• _TASK TO COMPLETE_
Write out the data again in full, exactly as it reads.

___ DATA FOR THE TASK

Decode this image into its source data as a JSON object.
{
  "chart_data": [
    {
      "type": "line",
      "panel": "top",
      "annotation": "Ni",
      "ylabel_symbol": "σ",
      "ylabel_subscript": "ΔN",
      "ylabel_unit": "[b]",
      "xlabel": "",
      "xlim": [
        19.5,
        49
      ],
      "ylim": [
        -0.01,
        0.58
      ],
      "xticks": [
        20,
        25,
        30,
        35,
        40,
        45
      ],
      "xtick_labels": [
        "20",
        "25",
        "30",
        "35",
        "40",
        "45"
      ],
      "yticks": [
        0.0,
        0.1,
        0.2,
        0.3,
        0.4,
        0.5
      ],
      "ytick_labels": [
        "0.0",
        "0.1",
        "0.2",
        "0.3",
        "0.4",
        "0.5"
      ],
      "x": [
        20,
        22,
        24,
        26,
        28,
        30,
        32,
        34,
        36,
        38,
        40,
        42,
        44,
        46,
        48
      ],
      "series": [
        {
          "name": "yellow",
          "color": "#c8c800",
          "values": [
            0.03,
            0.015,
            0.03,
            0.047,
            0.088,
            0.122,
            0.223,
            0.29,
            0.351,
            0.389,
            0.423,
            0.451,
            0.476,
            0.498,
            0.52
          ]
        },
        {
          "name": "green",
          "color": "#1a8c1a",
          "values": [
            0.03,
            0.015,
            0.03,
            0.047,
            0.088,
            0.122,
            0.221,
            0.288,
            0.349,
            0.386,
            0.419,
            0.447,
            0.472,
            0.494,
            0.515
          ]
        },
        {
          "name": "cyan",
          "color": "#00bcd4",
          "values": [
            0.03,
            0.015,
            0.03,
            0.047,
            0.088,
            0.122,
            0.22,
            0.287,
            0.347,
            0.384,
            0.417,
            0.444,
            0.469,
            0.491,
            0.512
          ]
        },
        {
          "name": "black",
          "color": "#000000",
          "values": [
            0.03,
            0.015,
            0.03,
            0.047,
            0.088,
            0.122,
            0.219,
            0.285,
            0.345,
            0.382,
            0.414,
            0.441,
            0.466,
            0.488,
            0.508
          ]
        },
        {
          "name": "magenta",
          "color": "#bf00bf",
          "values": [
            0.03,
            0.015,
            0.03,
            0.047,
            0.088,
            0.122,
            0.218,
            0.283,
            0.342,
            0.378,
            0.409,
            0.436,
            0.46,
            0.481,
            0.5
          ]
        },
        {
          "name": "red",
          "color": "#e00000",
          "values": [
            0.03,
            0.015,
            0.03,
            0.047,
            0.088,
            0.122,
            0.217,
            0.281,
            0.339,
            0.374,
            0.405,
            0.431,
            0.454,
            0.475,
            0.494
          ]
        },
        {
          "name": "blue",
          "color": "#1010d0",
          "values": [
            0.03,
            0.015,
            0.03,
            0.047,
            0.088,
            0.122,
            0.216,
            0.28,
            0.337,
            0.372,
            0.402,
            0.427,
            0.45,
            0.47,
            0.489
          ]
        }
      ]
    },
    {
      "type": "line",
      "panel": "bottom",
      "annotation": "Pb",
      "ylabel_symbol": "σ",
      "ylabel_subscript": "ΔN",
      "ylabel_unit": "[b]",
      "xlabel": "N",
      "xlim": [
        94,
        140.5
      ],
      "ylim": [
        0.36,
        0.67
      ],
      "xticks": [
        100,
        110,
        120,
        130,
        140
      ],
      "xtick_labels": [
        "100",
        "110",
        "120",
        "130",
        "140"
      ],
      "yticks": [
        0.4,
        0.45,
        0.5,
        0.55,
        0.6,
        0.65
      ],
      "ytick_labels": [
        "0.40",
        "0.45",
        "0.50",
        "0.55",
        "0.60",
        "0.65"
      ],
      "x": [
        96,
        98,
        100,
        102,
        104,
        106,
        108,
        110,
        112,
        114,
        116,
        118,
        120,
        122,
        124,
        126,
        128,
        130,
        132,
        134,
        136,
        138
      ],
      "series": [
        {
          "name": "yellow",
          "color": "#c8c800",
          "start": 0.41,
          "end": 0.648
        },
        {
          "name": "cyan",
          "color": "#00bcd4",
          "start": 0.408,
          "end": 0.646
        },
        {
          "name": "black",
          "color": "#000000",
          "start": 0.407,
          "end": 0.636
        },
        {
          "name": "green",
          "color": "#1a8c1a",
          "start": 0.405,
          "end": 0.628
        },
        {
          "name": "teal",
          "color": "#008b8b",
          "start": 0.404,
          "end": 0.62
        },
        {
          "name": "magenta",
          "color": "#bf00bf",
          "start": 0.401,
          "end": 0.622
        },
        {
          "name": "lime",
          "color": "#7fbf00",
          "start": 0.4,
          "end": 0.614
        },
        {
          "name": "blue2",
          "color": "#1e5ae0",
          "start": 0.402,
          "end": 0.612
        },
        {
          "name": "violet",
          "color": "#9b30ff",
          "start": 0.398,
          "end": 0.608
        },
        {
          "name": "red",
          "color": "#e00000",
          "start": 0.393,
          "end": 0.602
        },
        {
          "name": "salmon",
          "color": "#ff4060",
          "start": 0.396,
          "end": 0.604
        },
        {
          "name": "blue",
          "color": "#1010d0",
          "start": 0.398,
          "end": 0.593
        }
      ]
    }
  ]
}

______

• _OUTPUT FOR THIS EXERCISE_
Decode this image into its source data as a JSON object.
{
  "chart_data": [
    {
      "type": "line",
      "panel": "top",
      "annotation": "Ni",
      "ylabel_symbol": "σ",
      "ylabel_subscript": "ΔN",
      "ylabel_unit": "[b]",
      "xlabel": "",
      "xlim": [
        19.5,
        49
      ],
      "ylim": [
        -0.01,
        0.58
      ],
      "xticks": [
        20,
        25,
        30,
        35,
        40,
        45
      ],
      "xtick_labels": [
        "20",
        "25",
        "30",
        "35",
        "40",
        "45"
      ],
      "yticks": [
        0.0,
        0.1,
        0.2,
        0.3,
        0.4,
        0.5
      ],
      "ytick_labels": [
        "0.0",
        "0.1",
        "0.2",
        "0.3",
        "0.4",
        "0.5"
      ],
      "x": [
        20,
        22,
        24,
        26,
        28,
        30,
        32,
        34,
        36,
        38,
        40,
        42,
        44,
        46,
        48
      ],
      "series": [
        {
          "name": "yellow",
          "color": "#c8c800",
          "values": [
            0.03,
            0.015,
            0.03,
            0.047,
            0.088,
            0.122,
            0.223,
            0.29,
            0.351,
            0.389,
            0.423,
            0.451,
            0.476,
            0.498,
            0.52
          ]
        },
        {
          "name": "green",
          "color": "#1a8c1a",
          "values": [
            0.03,
            0.015,
            0.03,
            0.047,
            0.088,
            0.122,
            0.221,
            0.288,
            0.349,
            0.386,
            0.419,
            0.447,
            0.472,
            0.494,
            0.515
          ]
        },
        {
          "name": "cyan",
          "color": "#00bcd4",
          "values": [
            0.03,
            0.015,
            0.03,
            0.047,
            0.088,
            0.122,
            0.22,
            0.287,
            0.347,
            0.384,
            0.417,
            0.444,
            0.469,
            0.491,
            0.512
          ]
        },
        {
          "name": "black",
          "color": "#000000",
          "values": [
            0.03,
            0.015,
            0.03,
            0.047,
            0.088,
            0.122,
            0.219,
            0.285,
            0.345,
            0.382,
            0.414,
            0.441,
            0.466,
            0.488,
            0.508
          ]
        },
        {
          "name": "magenta",
          "color": "#bf00bf",
          "values": [
            0.03,
            0.015,
            0.03,
            0.047,
            0.088,
            0.122,
            0.218,
            0.283,
            0.342,
            0.378,
            0.409,
            0.436,
            0.46,
            0.481,
            0.5
          ]
        },
        {
          "name": "red",
          "color": "#e00000",
          "values": [
            0.03,
            0.015,
            0.03,
            0.047,
            0.088,
            0.122,
            0.217,
            0.281,
            0.339,
            0.374,
            0.405,
            0.431,
            0.454,
            0.475,
            0.494
          ]
        },
        {
          "name": "blue",
          "color": "#1010d0",
          "values": [
            0.03,
            0.015,
            0.03,
            0.047,
            0.088,
            0.122,
            0.216,
            0.28,
            0.337,
            0.372,
            0.402,
            0.427,
            0.45,
            0.47,
            0.489
          ]
        }
      ]
    },
    {
      "type": "line",
      "panel": "bottom",
      "annotation": "Pb",
      "ylabel_symbol": "σ",
      "ylabel_subscript": "ΔN",
      "ylabel_unit": "[b]",
      "xlabel": "N",
      "xlim": [
        94,
        140.5
      ],
      "ylim": [
        0.36,
        0.67
      ],
      "xticks": [
        100,
        110,
        120,
        130,
        140
      ],
      "xtick_labels": [
        "100",
        "110",
        "120",
        "130",
        "140"
      ],
      "yticks": [
        0.4,
        0.45,
        0.5,
        0.55,
        0.6,
        0.65
      ],
      "ytick_labels": [
        "0.40",
        "0.45",
        "0.50",
        "0.55",
        "0.60",
        "0.65"
      ],
      "x": [
        96,
        98,
        100,
        102,
        104,
        106,
        108,
        110,
        112,
        114,
        116,
        118,
        120,
        122,
        124,
        126,
        128,
        130,
        132,
        134,
        136,
        138
      ],
      "series": [
        {
          "name": "yellow",
          "color": "#c8c800",
          "start": 0.41,
          "end": 0.648
        },
        {
          "name": "cyan",
          "color": "#00bcd4",
          "start": 0.408,
          "end": 0.646
        },
        {
          "name": "black",
          "color": "#000000",
          "start": 0.407,
          "end": 0.636
        },
        {
          "name": "green",
          "color": "#1a8c1a",
          "start": 0.405,
          "end": 0.628
        },
        {
          "name": "teal",
          "color": "#008b8b",
          "start": 0.404,
          "end": 0.62
        },
        {
          "name": "magenta",
          "color": "#bf00bf",
          "start": 0.401,
          "end": 0.622
        },
        {
          "name": "lime",
          "color": "#7fbf00",
          "start": 0.4,
          "end": 0.614
        },
        {
          "name": "blue2",
          "color": "#1e5ae0",
          "start": 0.402,
          "end": 0.612
        },
        {
          "name": "violet",
          "color": "#9b30ff",
          "start": 0.398,
          "end": 0.608
        },
        {
          "name": "red",
          "color": "#e00000",
          "start": 0.393,
          "end": 0.602
        },
        {
          "name": "salmon",
          "color": "#ff4060",
          "start": 0.396,
          "end": 0.604
        },
        {
          "name": "blue",
          "color": "#1010d0",
          "start": 0.398,
          "end": 0.593
        }
      ]
    }
  ]
}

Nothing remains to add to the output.